━━━ ENTRIES SHOWN

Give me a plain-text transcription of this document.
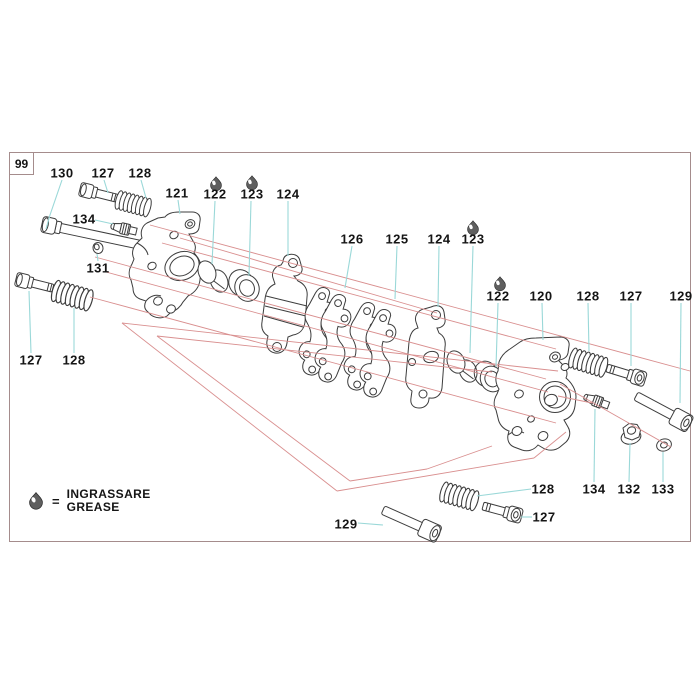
99
130 127 128
121 122 123 124
126 125 124 123
122 120 128 127 129
134
131
127 128
128
127
134 132 133
129
= INGRASSARE
GREASE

━━━━━━

WRITTEN TASK:
Go through the listing above and write it all out exactly, leaving out any picture.

FULL ANSWER:
Give me a plain-text transcription of this document.
99
130 127 128
121 122 123 124
126 125 124 123
122 120 128 127 129
134
131
127 128
128
127
134 132 133
129
= INGRASSARE
GREASE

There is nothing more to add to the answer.